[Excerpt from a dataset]
=======
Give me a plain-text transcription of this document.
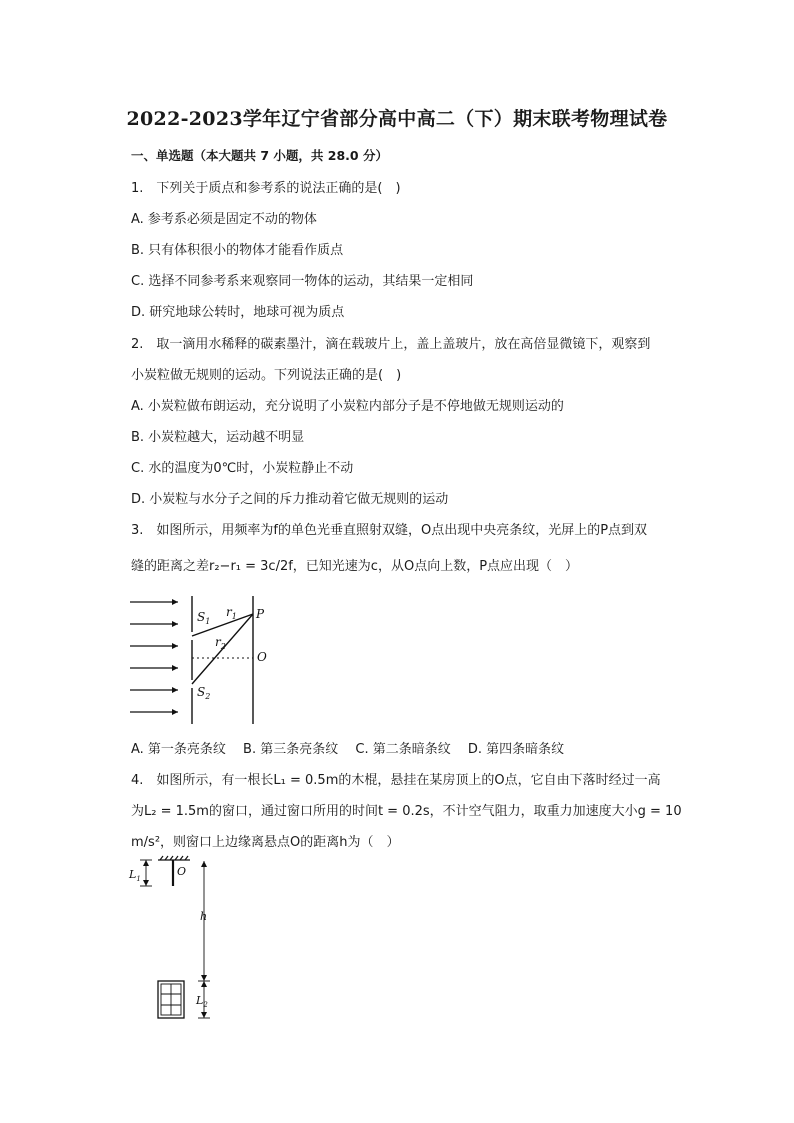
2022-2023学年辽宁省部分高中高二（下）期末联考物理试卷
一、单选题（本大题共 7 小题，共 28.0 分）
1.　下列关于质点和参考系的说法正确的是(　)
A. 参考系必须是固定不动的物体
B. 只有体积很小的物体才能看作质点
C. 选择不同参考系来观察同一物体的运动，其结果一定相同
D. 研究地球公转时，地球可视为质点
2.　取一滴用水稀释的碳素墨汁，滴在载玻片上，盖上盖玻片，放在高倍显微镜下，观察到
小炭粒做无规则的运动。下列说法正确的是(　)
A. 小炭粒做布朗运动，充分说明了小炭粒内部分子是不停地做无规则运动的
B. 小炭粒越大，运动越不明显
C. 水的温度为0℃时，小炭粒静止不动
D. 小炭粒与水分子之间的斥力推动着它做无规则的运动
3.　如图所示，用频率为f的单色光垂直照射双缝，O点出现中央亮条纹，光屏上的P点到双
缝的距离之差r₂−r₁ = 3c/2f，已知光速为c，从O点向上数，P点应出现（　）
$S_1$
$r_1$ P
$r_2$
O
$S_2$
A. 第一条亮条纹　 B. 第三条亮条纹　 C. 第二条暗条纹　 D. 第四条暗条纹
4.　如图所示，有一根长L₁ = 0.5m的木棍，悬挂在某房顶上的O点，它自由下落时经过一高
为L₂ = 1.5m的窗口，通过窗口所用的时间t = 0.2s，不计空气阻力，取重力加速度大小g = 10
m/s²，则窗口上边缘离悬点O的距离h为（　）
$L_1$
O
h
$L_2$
=======
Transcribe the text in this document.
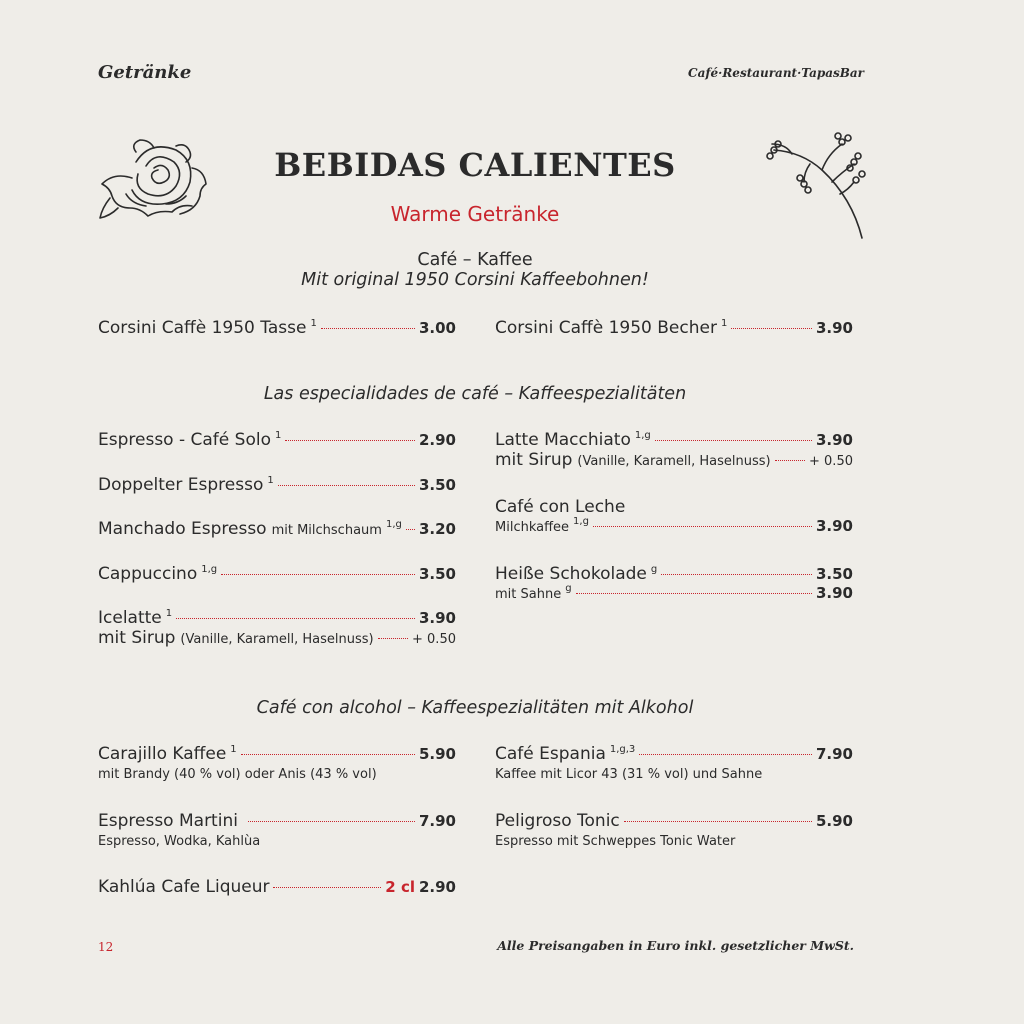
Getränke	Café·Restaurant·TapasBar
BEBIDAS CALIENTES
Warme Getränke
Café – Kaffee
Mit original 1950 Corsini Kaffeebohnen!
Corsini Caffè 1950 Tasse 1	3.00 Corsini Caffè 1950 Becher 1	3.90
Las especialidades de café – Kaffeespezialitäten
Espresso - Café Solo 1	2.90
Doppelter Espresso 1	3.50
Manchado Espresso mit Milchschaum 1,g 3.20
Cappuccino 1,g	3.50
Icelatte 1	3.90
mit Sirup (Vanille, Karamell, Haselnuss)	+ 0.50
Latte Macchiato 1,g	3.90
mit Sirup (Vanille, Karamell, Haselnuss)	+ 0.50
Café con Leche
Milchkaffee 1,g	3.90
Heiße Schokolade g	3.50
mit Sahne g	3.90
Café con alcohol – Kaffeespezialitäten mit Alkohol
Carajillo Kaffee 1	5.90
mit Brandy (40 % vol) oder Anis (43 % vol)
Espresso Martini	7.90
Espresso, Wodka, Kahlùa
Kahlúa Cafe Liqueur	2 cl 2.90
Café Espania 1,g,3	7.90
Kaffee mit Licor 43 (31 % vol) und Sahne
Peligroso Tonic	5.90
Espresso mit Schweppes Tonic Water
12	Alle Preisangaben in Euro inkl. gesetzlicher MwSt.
=======
» WHAT TO DO:
In the entries above, identify every line with the word "text". Copy those lines.

» ANSWER TO THIS TASK:
Give me a plain-text transcription of this document.
Transcribe the text in this document.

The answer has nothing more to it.